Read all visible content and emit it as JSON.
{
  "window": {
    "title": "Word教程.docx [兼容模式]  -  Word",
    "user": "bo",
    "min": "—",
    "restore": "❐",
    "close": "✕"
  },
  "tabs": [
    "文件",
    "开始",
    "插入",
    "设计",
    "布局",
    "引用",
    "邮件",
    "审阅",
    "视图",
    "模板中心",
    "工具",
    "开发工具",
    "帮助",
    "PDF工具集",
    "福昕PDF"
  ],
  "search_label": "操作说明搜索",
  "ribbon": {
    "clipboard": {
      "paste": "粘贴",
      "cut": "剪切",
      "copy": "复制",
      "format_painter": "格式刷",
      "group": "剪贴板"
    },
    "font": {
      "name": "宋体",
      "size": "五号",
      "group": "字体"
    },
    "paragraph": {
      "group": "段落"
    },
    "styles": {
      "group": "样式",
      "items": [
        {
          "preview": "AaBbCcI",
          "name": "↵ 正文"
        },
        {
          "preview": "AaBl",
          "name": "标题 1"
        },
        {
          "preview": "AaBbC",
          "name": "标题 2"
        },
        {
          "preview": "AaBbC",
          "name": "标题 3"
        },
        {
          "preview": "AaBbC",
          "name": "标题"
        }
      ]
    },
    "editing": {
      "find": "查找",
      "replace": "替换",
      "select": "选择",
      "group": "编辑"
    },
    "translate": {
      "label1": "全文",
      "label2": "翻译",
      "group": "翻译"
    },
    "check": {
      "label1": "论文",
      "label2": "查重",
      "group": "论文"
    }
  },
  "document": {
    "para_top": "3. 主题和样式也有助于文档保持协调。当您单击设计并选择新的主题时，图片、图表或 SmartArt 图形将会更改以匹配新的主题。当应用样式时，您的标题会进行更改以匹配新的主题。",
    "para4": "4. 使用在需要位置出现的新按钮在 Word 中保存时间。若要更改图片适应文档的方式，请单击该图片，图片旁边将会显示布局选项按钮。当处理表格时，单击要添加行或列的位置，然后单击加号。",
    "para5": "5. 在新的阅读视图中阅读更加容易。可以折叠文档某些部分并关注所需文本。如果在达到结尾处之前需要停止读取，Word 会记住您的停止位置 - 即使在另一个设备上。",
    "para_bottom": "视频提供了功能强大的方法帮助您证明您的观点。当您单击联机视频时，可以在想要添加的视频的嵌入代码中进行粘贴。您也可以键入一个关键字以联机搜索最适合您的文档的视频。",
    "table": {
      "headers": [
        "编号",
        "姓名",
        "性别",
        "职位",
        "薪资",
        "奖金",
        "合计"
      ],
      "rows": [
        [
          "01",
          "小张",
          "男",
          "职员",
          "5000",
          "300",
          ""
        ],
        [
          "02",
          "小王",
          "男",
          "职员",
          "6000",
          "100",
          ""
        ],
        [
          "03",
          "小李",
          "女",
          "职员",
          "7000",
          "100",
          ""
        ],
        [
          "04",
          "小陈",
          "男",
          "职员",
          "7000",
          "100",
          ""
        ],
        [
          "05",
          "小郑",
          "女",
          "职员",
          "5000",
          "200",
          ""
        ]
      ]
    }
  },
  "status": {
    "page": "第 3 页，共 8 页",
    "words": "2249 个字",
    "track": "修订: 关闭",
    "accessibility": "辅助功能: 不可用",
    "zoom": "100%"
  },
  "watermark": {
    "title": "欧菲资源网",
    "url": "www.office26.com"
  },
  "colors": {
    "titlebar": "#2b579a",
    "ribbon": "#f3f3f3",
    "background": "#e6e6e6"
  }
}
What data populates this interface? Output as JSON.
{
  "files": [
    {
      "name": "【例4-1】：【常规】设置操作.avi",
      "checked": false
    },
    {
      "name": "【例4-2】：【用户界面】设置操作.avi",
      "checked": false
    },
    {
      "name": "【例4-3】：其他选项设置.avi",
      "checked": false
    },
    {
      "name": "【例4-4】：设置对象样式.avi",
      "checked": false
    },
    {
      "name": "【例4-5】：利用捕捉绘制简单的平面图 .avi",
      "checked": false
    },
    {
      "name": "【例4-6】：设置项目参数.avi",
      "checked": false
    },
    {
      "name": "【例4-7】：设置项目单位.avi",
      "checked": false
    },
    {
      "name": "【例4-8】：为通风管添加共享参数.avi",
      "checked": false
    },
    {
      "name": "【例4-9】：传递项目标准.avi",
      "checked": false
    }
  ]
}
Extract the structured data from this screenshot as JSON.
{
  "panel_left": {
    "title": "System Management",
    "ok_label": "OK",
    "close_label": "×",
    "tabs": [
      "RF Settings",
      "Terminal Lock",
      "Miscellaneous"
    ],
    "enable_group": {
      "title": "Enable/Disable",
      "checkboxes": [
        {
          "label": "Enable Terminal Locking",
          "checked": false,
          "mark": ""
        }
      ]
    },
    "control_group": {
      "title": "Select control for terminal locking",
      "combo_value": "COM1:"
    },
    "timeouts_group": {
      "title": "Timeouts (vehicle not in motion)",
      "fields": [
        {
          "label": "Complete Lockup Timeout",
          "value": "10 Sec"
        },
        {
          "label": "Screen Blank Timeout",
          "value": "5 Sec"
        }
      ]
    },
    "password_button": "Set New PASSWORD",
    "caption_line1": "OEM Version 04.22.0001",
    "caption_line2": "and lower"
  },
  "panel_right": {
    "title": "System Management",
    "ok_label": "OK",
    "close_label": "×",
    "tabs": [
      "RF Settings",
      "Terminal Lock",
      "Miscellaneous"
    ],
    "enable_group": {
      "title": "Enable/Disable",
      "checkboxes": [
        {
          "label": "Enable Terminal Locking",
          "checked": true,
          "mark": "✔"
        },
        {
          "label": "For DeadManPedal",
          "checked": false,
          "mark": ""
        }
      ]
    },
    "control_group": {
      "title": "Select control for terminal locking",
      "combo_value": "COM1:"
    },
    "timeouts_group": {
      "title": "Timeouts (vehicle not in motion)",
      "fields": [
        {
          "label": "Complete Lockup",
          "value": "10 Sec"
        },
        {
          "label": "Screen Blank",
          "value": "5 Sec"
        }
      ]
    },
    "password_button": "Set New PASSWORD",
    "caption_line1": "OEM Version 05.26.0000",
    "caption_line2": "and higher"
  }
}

> _WHAT YOU HAVE TO DO_: Your task is to repeat the data exactly, with nothing left out.

> _THE SOLUTION_:
Read all visible content and emit it as JSON.
{
  "window": {
    "title": "Word教程.docx [兼容模式]  -  Word",
    "user": "bo",
    "min": "—",
    "restore": "❐",
    "close": "✕"
  },
  "tabs": [
    "文件",
    "开始",
    "插入",
    "设计",
    "布局",
    "引用",
    "邮件",
    "审阅",
    "视图",
    "模板中心",
    "工具",
    "开发工具",
    "帮助",
    "PDF工具集",
    "福昕PDF"
  ],
  "search_label": "操作说明搜索",
  "ribbon": {
    "clipboard": {
      "paste": "粘贴",
      "cut": "剪切",
      "copy": "复制",
      "format_painter": "格式刷",
      "group": "剪贴板"
    },
    "font": {
      "name": "宋体",
      "size": "五号",
      "group": "字体"
    },
    "paragraph": {
      "group": "段落"
    },
    "styles": {
      "group": "样式",
      "items": [
        {
          "preview": "AaBbCcI",
          "name": "↵ 正文"
        },
        {
          "preview": "AaBl",
          "name": "标题 1"
        },
        {
          "preview": "AaBbC",
          "name": "标题 2"
        },
        {
          "preview": "AaBbC",
          "name": "标题 3"
        },
        {
          "preview": "AaBbC",
          "name": "标题"
        }
      ]
    },
    "editing": {
      "find": "查找",
      "replace": "替换",
      "select": "选择",
      "group": "编辑"
    },
    "translate": {
      "label1": "全文",
      "label2": "翻译",
      "group": "翻译"
    },
    "check": {
      "label1": "论文",
      "label2": "查重",
      "group": "论文"
    }
  },
  "document": {
    "para_top": "3. 主题和样式也有助于文档保持协调。当您单击设计并选择新的主题时，图片、图表或 SmartArt 图形将会更改以匹配新的主题。当应用样式时，您的标题会进行更改以匹配新的主题。",
    "para4": "4. 使用在需要位置出现的新按钮在 Word 中保存时间。若要更改图片适应文档的方式，请单击该图片，图片旁边将会显示布局选项按钮。当处理表格时，单击要添加行或列的位置，然后单击加号。",
    "para5": "5. 在新的阅读视图中阅读更加容易。可以折叠文档某些部分并关注所需文本。如果在达到结尾处之前需要停止读取，Word 会记住您的停止位置 - 即使在另一个设备上。",
    "para_bottom": "视频提供了功能强大的方法帮助您证明您的观点。当您单击联机视频时，可以在想要添加的视频的嵌入代码中进行粘贴。您也可以键入一个关键字以联机搜索最适合您的文档的视频。",
    "table": {
      "headers": [
        "编号",
        "姓名",
        "性别",
        "职位",
        "薪资",
        "奖金",
        "合计"
      ],
      "rows": [
        [
          "01",
          "小张",
          "男",
          "职员",
          "5000",
          "300",
          ""
        ],
        [
          "02",
          "小王",
          "男",
          "职员",
          "6000",
          "100",
          ""
        ],
        [
          "03",
          "小李",
          "女",
          "职员",
          "7000",
          "100",
          ""
        ],
        [
          "04",
          "小陈",
          "男",
          "职员",
          "7000",
          "100",
          ""
        ],
        [
          "05",
          "小郑",
          "女",
          "职员",
          "5000",
          "200",
          ""
        ]
      ]
    }
  },
  "status": {
    "page": "第 3 页，共 8 页",
    "words": "2249 个字",
    "track": "修订: 关闭",
    "accessibility": "辅助功能: 不可用",
    "zoom": "100%"
  },
  "watermark": {
    "title": "欧菲资源网",
    "url": "www.office26.com"
  },
  "colors": {
    "titlebar": "#2b579a",
    "ribbon": "#f3f3f3",
    "background": "#e6e6e6"
  }
}
What data populates this interface? Output as JSON.
{
  "files": [
    {
      "name": "【例4-1】：【常规】设置操作.avi",
      "checked": false
    },
    {
      "name": "【例4-2】：【用户界面】设置操作.avi",
      "checked": false
    },
    {
      "name": "【例4-3】：其他选项设置.avi",
      "checked": false
    },
    {
      "name": "【例4-4】：设置对象样式.avi",
      "checked": false
    },
    {
      "name": "【例4-5】：利用捕捉绘制简单的平面图 .avi",
      "checked": false
    },
    {
      "name": "【例4-6】：设置项目参数.avi",
      "checked": false
    },
    {
      "name": "【例4-7】：设置项目单位.avi",
      "checked": false
    },
    {
      "name": "【例4-8】：为通风管添加共享参数.avi",
      "checked": false
    },
    {
      "name": "【例4-9】：传递项目标准.avi",
      "checked": false
    }
  ]
}
Extract the structured data from this screenshot as JSON.
{
  "panel_left": {
    "title": "System Management",
    "ok_label": "OK",
    "close_label": "×",
    "tabs": [
      "RF Settings",
      "Terminal Lock",
      "Miscellaneous"
    ],
    "enable_group": {
      "title": "Enable/Disable",
      "checkboxes": [
        {
          "label": "Enable Terminal Locking",
          "checked": false,
          "mark": ""
        }
      ]
    },
    "control_group": {
      "title": "Select control for terminal locking",
      "combo_value": "COM1:"
    },
    "timeouts_group": {
      "title": "Timeouts (vehicle not in motion)",
      "fields": [
        {
          "label": "Complete Lockup Timeout",
          "value": "10 Sec"
        },
        {
          "label": "Screen Blank Timeout",
          "value": "5 Sec"
        }
      ]
    },
    "password_button": "Set New PASSWORD",
    "caption_line1": "OEM Version 04.22.0001",
    "caption_line2": "and lower"
  },
  "panel_right": {
    "title": "System Management",
    "ok_label": "OK",
    "close_label": "×",
    "tabs": [
      "RF Settings",
      "Terminal Lock",
      "Miscellaneous"
    ],
    "enable_group": {
      "title": "Enable/Disable",
      "checkboxes": [
        {
          "label": "Enable Terminal Locking",
          "checked": true,
          "mark": "✔"
        },
        {
          "label": "For DeadManPedal",
          "checked": false,
          "mark": ""
        }
      ]
    },
    "control_group": {
      "title": "Select control for terminal locking",
      "combo_value": "COM1:"
    },
    "timeouts_group": {
      "title": "Timeouts (vehicle not in motion)",
      "fields": [
        {
          "label": "Complete Lockup",
          "value": "10 Sec"
        },
        {
          "label": "Screen Blank",
          "value": "5 Sec"
        }
      ]
    },
    "password_button": "Set New PASSWORD",
    "caption_line1": "OEM Version 05.26.0000",
    "caption_line2": "and higher"
  }
}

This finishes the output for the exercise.